### Goal of the exercise:
Please copy out every line of the records below without any changes, leaving out the pictures.

* BEGIN Records supplied *

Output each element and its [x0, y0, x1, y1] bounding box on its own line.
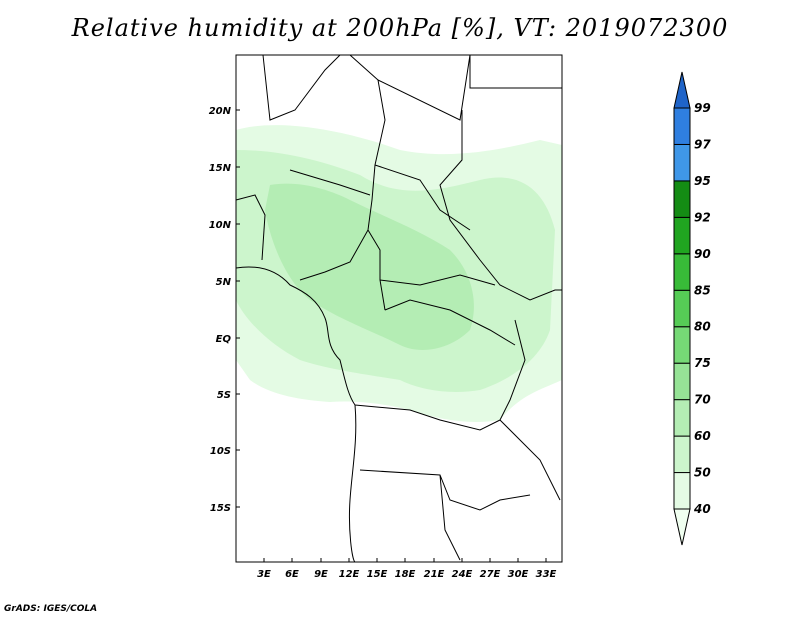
lon-label: 6E [285, 569, 299, 580]
country-borders [235, 54, 562, 563]
colorbar-label: 95 [694, 174, 711, 188]
lon-label: 18E [395, 569, 416, 580]
colorbar-label: 97 [694, 137, 711, 151]
lon-label: 30E [508, 569, 529, 580]
credit-text: GrADS: IGES/COLA [4, 604, 98, 614]
lon-label: 33E [536, 569, 557, 580]
lon-label: 21E [424, 569, 445, 580]
colorbar-label: 80 [694, 320, 711, 334]
lon-label: 9E [314, 569, 328, 580]
lon-label: 27E [480, 569, 501, 580]
lat-label: 10S [210, 446, 231, 457]
map-frame [235, 54, 563, 563]
lat-label: EQ [216, 334, 232, 345]
colorbar-segment [673, 107, 691, 145]
lat-label: 15S [210, 503, 231, 514]
colorbar-label: 99 [694, 101, 711, 115]
lon-label: 3E [257, 569, 271, 580]
colorbar-label: 50 [694, 466, 711, 480]
colorbar-segment [673, 472, 691, 510]
colorbar-label: 40 [693, 502, 711, 516]
colorbar-segment [673, 435, 691, 474]
colorbar-segment [673, 143, 691, 182]
lon-label: 15E [367, 569, 388, 580]
colorbar-label: 70 [694, 393, 711, 407]
colorbar-label: 85 [694, 283, 711, 297]
lon-label: 24E [452, 569, 473, 580]
colorbar-label: 60 [694, 429, 711, 443]
colorbar-segment [673, 180, 691, 218]
lat-label: 10N [209, 220, 232, 231]
colorbar-label: 75 [694, 356, 711, 370]
lat-label: 15N [209, 163, 232, 174]
lon-label: 12E [339, 569, 360, 580]
humidity-field-core [265, 183, 474, 350]
lat-label: 5N [216, 277, 232, 288]
coastline [235, 266, 357, 563]
latitude-labels: 20N 15N 10N 5N EQ 5S 10S 15S [209, 106, 232, 514]
humidity-shading [236, 125, 562, 422]
colorbar-segment [673, 253, 691, 291]
colorbar-segment [673, 326, 691, 364]
colorbar-label: 92 [694, 210, 711, 224]
colorbar-segment [673, 289, 691, 328]
axis-ticks [236, 109, 547, 562]
colorbar-label: 90 [694, 247, 711, 261]
chart-title: Relative humidity at 200hPa [%], VT: 201… [71, 14, 729, 42]
lat-label: 20N [209, 106, 232, 117]
colorbar-segment [673, 362, 691, 401]
colorbar-segment [673, 216, 691, 255]
colorbar-min-arrow [673, 508, 691, 546]
colorbar-max-arrow [673, 71, 691, 109]
lat-label: 5S [217, 390, 231, 401]
longitude-labels: 3E 6E 9E 12E 15E 18E 21E 24E 27E 30E 33E [257, 569, 556, 580]
colorbar-segment [673, 399, 691, 437]
colorbar: 40 50 60 70 75 80 85 90 92 95 97 99 [673, 71, 711, 546]
border-lines [235, 54, 562, 561]
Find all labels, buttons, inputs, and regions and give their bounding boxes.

* END Records supplied *

### Solution:
Output each element and its [x0, y0, x1, y1] bounding box on its own line.
lon-label: 6E [285, 569, 299, 580]
country-borders [235, 54, 562, 563]
colorbar-label: 95 [694, 174, 711, 188]
lon-label: 18E [395, 569, 416, 580]
colorbar-label: 97 [694, 137, 711, 151]
lon-label: 30E [508, 569, 529, 580]
credit-text: GrADS: IGES/COLA [4, 604, 98, 614]
lon-label: 33E [536, 569, 557, 580]
lon-label: 21E [424, 569, 445, 580]
colorbar-label: 80 [694, 320, 711, 334]
lon-label: 9E [314, 569, 328, 580]
lon-label: 27E [480, 569, 501, 580]
lat-label: 10S [210, 446, 231, 457]
map-frame [235, 54, 563, 563]
lat-label: EQ [216, 334, 232, 345]
colorbar-segment [673, 107, 691, 145]
lat-label: 15S [210, 503, 231, 514]
colorbar-label: 99 [694, 101, 711, 115]
lon-label: 3E [257, 569, 271, 580]
colorbar-label: 50 [694, 466, 711, 480]
colorbar-segment [673, 472, 691, 510]
colorbar-label: 40 [693, 502, 711, 516]
colorbar-segment [673, 435, 691, 474]
colorbar-segment [673, 143, 691, 182]
lon-label: 15E [367, 569, 388, 580]
colorbar-label: 70 [694, 393, 711, 407]
colorbar-label: 85 [694, 283, 711, 297]
lon-label: 24E [452, 569, 473, 580]
colorbar-label: 60 [694, 429, 711, 443]
colorbar-segment [673, 180, 691, 218]
lat-label: 10N [209, 220, 232, 231]
colorbar-label: 75 [694, 356, 711, 370]
lat-label: 15N [209, 163, 232, 174]
lon-label: 12E [339, 569, 360, 580]
humidity-field-core [265, 183, 474, 350]
lat-label: 5N [216, 277, 232, 288]
coastline [235, 266, 357, 563]
latitude-labels: 20N 15N 10N 5N EQ 5S 10S 15S [209, 106, 232, 514]
humidity-shading [236, 125, 562, 422]
colorbar-segment [673, 253, 691, 291]
colorbar-segment [673, 326, 691, 364]
colorbar-label: 92 [694, 210, 711, 224]
colorbar-segment [673, 289, 691, 328]
axis-ticks [236, 109, 547, 562]
colorbar-label: 90 [694, 247, 711, 261]
chart-title: Relative humidity at 200hPa [%], VT: 201… [71, 14, 729, 42]
lat-label: 20N [209, 106, 232, 117]
colorbar-segment [673, 362, 691, 401]
colorbar-segment [673, 216, 691, 255]
colorbar-min-arrow [673, 508, 691, 546]
colorbar-max-arrow [673, 71, 691, 109]
lat-label: 5S [217, 390, 231, 401]
longitude-labels: 3E 6E 9E 12E 15E 18E 21E 24E 27E 30E 33E [257, 569, 556, 580]
colorbar-segment [673, 399, 691, 437]
colorbar: 40 50 60 70 75 80 85 90 92 95 97 99 [673, 71, 711, 546]
border-lines [235, 54, 562, 561]
Find all labels, buttons, inputs, and regions and give their bounding boxes.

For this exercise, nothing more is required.